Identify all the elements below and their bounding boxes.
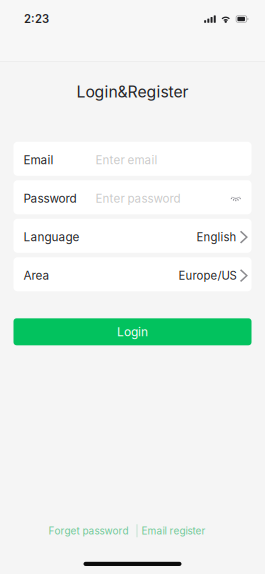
- staticText: Login: [117, 324, 148, 339]
- staticText: Area: [24, 268, 50, 283]
- staticText: Language: [24, 230, 80, 244]
- button[interactable]: Forget password: [40, 520, 136, 542]
- staticText: Forget password: [48, 525, 128, 537]
- button[interactable]: Show password: [225, 189, 242, 208]
- staticText: Email register: [142, 525, 206, 537]
- staticText: Enter email: [96, 153, 158, 167]
- staticText: Enter password: [96, 192, 180, 206]
- staticText: Email: [24, 153, 54, 167]
- staticText: Login&Register: [76, 82, 188, 101]
- button[interactable]: Login: [14, 318, 252, 345]
- staticText: Europe/US: [179, 269, 237, 282]
- button[interactable]: Area: [14, 257, 252, 291]
- button[interactable]: Language: [14, 219, 252, 253]
- staticText: English: [197, 230, 237, 244]
- staticText: Password: [24, 192, 76, 206]
- button[interactable]: Email register: [138, 520, 214, 542]
- staticText: 2:23: [24, 12, 49, 26]
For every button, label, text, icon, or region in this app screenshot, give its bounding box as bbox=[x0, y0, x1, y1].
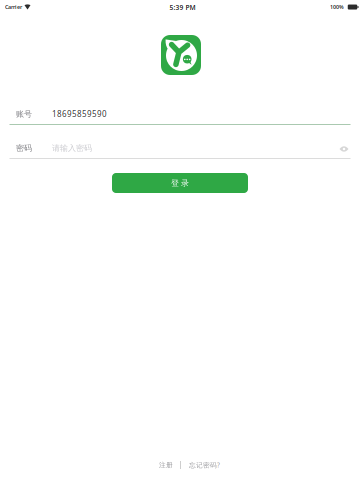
staticText: 请输入密码 bbox=[52, 143, 92, 153]
staticText: 100% bbox=[330, 4, 344, 11]
staticText: 5:39 PM bbox=[170, 3, 196, 12]
staticText: Carrier bbox=[5, 4, 22, 11]
button[interactable]: 登 录 bbox=[112, 173, 248, 193]
button[interactable]: 忘记密码? bbox=[181, 458, 228, 472]
staticText: 18695859590 bbox=[52, 109, 107, 119]
button[interactable]: 注册 bbox=[152, 458, 180, 472]
button[interactable]: 账号 bbox=[0, 104, 360, 124]
button[interactable]: Show password bbox=[336, 142, 352, 156]
staticText: 登 录 bbox=[171, 178, 189, 188]
staticText: 账号 bbox=[16, 109, 32, 119]
staticText: 密码 bbox=[16, 143, 32, 153]
staticText: 忘记密码? bbox=[189, 461, 220, 470]
staticText: 注册 bbox=[159, 461, 173, 469]
button[interactable]: 密码 bbox=[0, 138, 360, 158]
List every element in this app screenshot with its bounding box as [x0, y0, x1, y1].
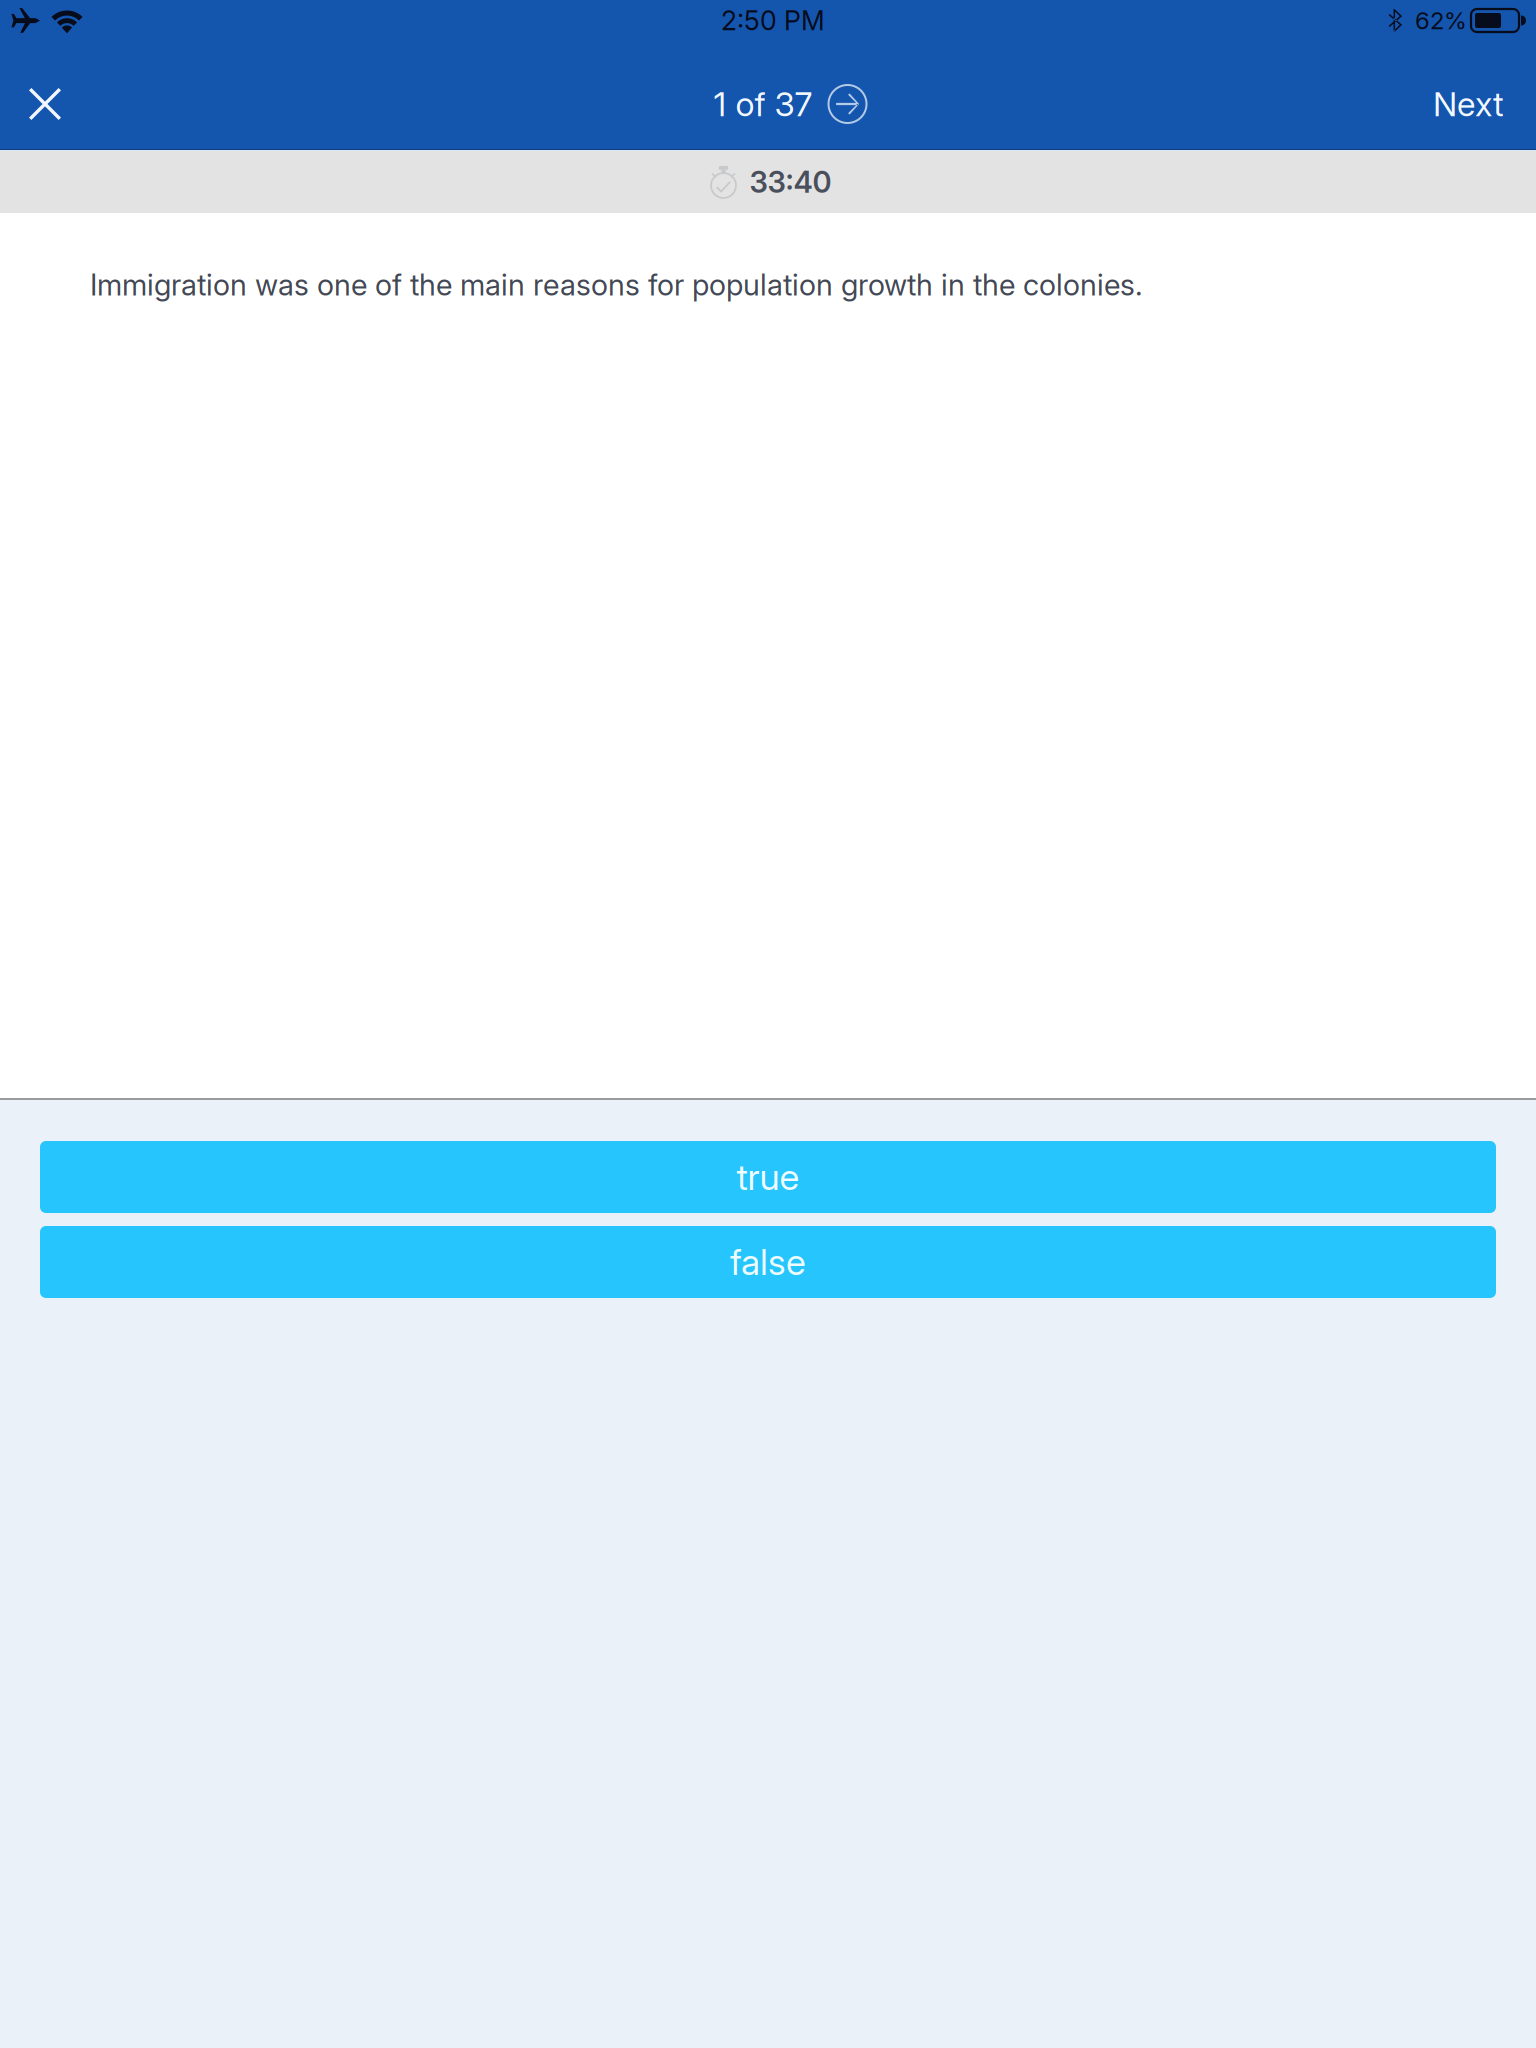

--------------------

Copy the items word for word, starting at the line containing "For every button, label, text, icon, or" and ending at the line containing "button[interactable]: 忘记密码? bbox=[181, 458, 228, 472]", with both of those lines included. Omit any pictures from your copy.

For every button, label, text, icon, or region in this app screenshot, give its bounding box as bbox=[x0, y0, x1, y1].
staticText: 请输入密码 bbox=[52, 143, 92, 153]
staticText: 100% bbox=[330, 4, 344, 11]
staticText: 5:39 PM bbox=[170, 3, 196, 12]
staticText: Carrier bbox=[5, 4, 22, 11]
button[interactable]: 登 录 bbox=[112, 173, 248, 193]
button[interactable]: 忘记密码? bbox=[181, 458, 228, 472]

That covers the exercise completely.